▶ [Stated task]
List each line holding the string "label".
____ Task material
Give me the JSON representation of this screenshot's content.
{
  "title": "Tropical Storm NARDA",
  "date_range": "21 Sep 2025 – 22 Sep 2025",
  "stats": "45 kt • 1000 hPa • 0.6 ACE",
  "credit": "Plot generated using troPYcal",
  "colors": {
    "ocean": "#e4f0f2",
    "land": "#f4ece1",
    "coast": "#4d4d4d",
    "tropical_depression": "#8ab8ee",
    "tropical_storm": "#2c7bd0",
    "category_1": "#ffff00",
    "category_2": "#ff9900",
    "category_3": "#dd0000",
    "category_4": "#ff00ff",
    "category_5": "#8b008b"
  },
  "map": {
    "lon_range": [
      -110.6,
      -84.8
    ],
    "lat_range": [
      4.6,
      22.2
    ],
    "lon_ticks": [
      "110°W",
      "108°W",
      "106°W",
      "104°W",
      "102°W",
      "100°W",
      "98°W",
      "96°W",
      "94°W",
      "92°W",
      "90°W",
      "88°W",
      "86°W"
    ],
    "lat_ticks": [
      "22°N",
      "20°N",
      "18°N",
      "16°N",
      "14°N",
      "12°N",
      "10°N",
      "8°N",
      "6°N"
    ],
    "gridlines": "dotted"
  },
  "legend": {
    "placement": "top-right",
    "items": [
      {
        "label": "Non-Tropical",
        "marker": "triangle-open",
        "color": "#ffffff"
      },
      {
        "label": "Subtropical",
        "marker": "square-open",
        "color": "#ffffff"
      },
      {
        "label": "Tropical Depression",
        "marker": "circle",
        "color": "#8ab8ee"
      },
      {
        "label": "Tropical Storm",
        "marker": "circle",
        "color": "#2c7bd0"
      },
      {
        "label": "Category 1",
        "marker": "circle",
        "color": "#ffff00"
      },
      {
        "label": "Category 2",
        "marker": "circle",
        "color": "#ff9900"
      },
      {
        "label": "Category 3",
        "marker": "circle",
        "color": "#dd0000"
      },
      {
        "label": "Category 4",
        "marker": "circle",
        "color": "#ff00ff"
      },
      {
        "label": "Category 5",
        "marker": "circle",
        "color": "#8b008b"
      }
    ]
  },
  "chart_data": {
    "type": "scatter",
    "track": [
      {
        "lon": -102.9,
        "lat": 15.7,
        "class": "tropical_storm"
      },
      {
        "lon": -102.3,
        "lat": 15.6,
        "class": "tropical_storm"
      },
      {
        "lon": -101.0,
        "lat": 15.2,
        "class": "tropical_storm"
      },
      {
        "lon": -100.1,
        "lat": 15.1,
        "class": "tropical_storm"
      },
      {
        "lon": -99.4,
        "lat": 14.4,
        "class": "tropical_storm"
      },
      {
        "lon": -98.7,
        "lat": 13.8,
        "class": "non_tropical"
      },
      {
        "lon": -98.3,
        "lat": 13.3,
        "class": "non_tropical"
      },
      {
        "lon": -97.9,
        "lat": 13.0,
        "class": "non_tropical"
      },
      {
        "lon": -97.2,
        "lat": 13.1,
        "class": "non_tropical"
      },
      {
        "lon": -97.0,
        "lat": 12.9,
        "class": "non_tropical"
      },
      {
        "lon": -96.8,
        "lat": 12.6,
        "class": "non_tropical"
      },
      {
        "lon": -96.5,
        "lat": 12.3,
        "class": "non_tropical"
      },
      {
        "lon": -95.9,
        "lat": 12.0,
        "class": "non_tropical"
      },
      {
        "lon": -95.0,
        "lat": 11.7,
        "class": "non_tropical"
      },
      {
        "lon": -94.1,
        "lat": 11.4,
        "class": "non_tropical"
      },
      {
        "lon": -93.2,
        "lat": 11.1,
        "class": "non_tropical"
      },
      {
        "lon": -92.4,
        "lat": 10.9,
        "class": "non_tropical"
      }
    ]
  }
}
________
▶ [Completed exercise]
        "label": "Non-Tropical",
        "label": "Subtropical",
        "label": "Tropical Depression",
        "label": "Tropical Storm",
        "label": "Category 1",
        "label": "Category 2",
        "label": "Category 3",
        "label": "Category 4",
        "label": "Category 5",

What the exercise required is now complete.